» Written exercise: Repeat every record below exactly as it appears.

──────── Supplied records

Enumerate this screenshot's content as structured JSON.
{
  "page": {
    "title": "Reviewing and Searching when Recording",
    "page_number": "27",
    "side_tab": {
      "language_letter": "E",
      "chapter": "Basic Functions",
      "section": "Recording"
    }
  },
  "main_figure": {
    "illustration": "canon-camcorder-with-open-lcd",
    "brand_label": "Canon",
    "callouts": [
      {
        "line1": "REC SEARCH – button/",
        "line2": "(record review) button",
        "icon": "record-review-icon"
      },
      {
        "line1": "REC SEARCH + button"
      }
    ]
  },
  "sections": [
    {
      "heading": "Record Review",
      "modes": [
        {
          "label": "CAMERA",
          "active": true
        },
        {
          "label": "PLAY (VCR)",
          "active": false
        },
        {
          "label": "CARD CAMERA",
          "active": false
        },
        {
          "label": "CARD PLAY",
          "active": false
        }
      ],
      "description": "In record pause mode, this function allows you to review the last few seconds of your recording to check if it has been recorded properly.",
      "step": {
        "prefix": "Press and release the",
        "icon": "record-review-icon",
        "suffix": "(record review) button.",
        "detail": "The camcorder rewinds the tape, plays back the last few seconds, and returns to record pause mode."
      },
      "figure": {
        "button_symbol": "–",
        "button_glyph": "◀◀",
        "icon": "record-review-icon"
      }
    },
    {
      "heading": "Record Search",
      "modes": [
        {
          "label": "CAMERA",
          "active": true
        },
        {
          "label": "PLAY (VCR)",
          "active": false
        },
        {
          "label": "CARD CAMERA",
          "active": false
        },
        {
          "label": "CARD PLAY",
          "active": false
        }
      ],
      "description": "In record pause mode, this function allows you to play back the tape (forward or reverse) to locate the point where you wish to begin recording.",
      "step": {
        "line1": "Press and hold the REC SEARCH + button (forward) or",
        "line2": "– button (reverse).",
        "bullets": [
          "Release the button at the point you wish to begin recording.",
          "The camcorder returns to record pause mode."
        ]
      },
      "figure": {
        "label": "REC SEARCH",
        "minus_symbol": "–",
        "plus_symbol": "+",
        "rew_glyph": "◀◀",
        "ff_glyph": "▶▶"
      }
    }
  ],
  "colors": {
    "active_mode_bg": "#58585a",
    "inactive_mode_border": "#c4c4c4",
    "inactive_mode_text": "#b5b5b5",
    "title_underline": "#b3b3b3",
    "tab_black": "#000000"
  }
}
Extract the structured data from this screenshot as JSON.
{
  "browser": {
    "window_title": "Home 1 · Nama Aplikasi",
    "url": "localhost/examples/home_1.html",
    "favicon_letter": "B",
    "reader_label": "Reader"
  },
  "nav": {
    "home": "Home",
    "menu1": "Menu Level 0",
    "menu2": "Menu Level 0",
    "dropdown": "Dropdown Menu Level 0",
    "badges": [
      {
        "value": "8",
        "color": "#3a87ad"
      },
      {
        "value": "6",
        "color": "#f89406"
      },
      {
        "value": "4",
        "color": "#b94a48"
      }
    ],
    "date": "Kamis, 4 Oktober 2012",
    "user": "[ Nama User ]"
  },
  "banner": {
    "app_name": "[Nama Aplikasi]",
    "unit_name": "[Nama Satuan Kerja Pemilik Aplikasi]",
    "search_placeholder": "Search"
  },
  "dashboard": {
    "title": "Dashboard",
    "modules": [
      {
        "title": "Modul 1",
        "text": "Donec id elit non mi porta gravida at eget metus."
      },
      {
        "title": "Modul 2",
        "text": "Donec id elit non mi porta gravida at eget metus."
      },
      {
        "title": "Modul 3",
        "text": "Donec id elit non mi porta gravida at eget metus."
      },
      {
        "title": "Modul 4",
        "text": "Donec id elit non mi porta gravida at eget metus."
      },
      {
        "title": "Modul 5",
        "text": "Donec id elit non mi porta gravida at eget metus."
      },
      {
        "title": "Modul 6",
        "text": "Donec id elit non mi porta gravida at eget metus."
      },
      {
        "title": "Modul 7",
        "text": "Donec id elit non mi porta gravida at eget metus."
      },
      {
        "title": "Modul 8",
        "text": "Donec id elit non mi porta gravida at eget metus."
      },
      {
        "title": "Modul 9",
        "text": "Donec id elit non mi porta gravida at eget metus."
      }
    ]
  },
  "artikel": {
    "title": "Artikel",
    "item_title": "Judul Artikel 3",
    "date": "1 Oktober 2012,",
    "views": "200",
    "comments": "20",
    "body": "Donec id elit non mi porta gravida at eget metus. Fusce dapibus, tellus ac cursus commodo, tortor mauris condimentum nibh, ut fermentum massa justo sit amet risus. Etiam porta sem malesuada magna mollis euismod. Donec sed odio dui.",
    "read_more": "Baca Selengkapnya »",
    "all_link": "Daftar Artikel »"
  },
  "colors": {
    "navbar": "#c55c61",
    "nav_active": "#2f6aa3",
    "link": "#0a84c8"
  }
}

────────────────

» The answer:
Enumerate this screenshot's content as structured JSON.
{
  "page": {
    "title": "Reviewing and Searching when Recording",
    "page_number": "27",
    "side_tab": {
      "language_letter": "E",
      "chapter": "Basic Functions",
      "section": "Recording"
    }
  },
  "main_figure": {
    "illustration": "canon-camcorder-with-open-lcd",
    "brand_label": "Canon",
    "callouts": [
      {
        "line1": "REC SEARCH – button/",
        "line2": "(record review) button",
        "icon": "record-review-icon"
      },
      {
        "line1": "REC SEARCH + button"
      }
    ]
  },
  "sections": [
    {
      "heading": "Record Review",
      "modes": [
        {
          "label": "CAMERA",
          "active": true
        },
        {
          "label": "PLAY (VCR)",
          "active": false
        },
        {
          "label": "CARD CAMERA",
          "active": false
        },
        {
          "label": "CARD PLAY",
          "active": false
        }
      ],
      "description": "In record pause mode, this function allows you to review the last few seconds of your recording to check if it has been recorded properly.",
      "step": {
        "prefix": "Press and release the",
        "icon": "record-review-icon",
        "suffix": "(record review) button.",
        "detail": "The camcorder rewinds the tape, plays back the last few seconds, and returns to record pause mode."
      },
      "figure": {
        "button_symbol": "–",
        "button_glyph": "◀◀",
        "icon": "record-review-icon"
      }
    },
    {
      "heading": "Record Search",
      "modes": [
        {
          "label": "CAMERA",
          "active": true
        },
        {
          "label": "PLAY (VCR)",
          "active": false
        },
        {
          "label": "CARD CAMERA",
          "active": false
        },
        {
          "label": "CARD PLAY",
          "active": false
        }
      ],
      "description": "In record pause mode, this function allows you to play back the tape (forward or reverse) to locate the point where you wish to begin recording.",
      "step": {
        "line1": "Press and hold the REC SEARCH + button (forward) or",
        "line2": "– button (reverse).",
        "bullets": [
          "Release the button at the point you wish to begin recording.",
          "The camcorder returns to record pause mode."
        ]
      },
      "figure": {
        "label": "REC SEARCH",
        "minus_symbol": "–",
        "plus_symbol": "+",
        "rew_glyph": "◀◀",
        "ff_glyph": "▶▶"
      }
    }
  ],
  "colors": {
    "active_mode_bg": "#58585a",
    "inactive_mode_border": "#c4c4c4",
    "inactive_mode_text": "#b5b5b5",
    "title_underline": "#b3b3b3",
    "tab_black": "#000000"
  }
}
Extract the structured data from this screenshot as JSON.
{
  "browser": {
    "window_title": "Home 1 · Nama Aplikasi",
    "url": "localhost/examples/home_1.html",
    "favicon_letter": "B",
    "reader_label": "Reader"
  },
  "nav": {
    "home": "Home",
    "menu1": "Menu Level 0",
    "menu2": "Menu Level 0",
    "dropdown": "Dropdown Menu Level 0",
    "badges": [
      {
        "value": "8",
        "color": "#3a87ad"
      },
      {
        "value": "6",
        "color": "#f89406"
      },
      {
        "value": "4",
        "color": "#b94a48"
      }
    ],
    "date": "Kamis, 4 Oktober 2012",
    "user": "[ Nama User ]"
  },
  "banner": {
    "app_name": "[Nama Aplikasi]",
    "unit_name": "[Nama Satuan Kerja Pemilik Aplikasi]",
    "search_placeholder": "Search"
  },
  "dashboard": {
    "title": "Dashboard",
    "modules": [
      {
        "title": "Modul 1",
        "text": "Donec id elit non mi porta gravida at eget metus."
      },
      {
        "title": "Modul 2",
        "text": "Donec id elit non mi porta gravida at eget metus."
      },
      {
        "title": "Modul 3",
        "text": "Donec id elit non mi porta gravida at eget metus."
      },
      {
        "title": "Modul 4",
        "text": "Donec id elit non mi porta gravida at eget metus."
      },
      {
        "title": "Modul 5",
        "text": "Donec id elit non mi porta gravida at eget metus."
      },
      {
        "title": "Modul 6",
        "text": "Donec id elit non mi porta gravida at eget metus."
      },
      {
        "title": "Modul 7",
        "text": "Donec id elit non mi porta gravida at eget metus."
      },
      {
        "title": "Modul 8",
        "text": "Donec id elit non mi porta gravida at eget metus."
      },
      {
        "title": "Modul 9",
        "text": "Donec id elit non mi porta gravida at eget metus."
      }
    ]
  },
  "artikel": {
    "title": "Artikel",
    "item_title": "Judul Artikel 3",
    "date": "1 Oktober 2012,",
    "views": "200",
    "comments": "20",
    "body": "Donec id elit non mi porta gravida at eget metus. Fusce dapibus, tellus ac cursus commodo, tortor mauris condimentum nibh, ut fermentum massa justo sit amet risus. Etiam porta sem malesuada magna mollis euismod. Donec sed odio dui.",
    "read_more": "Baca Selengkapnya »",
    "all_link": "Daftar Artikel »"
  },
  "colors": {
    "navbar": "#c55c61",
    "nav_active": "#2f6aa3",
    "link": "#0a84c8"
  }
}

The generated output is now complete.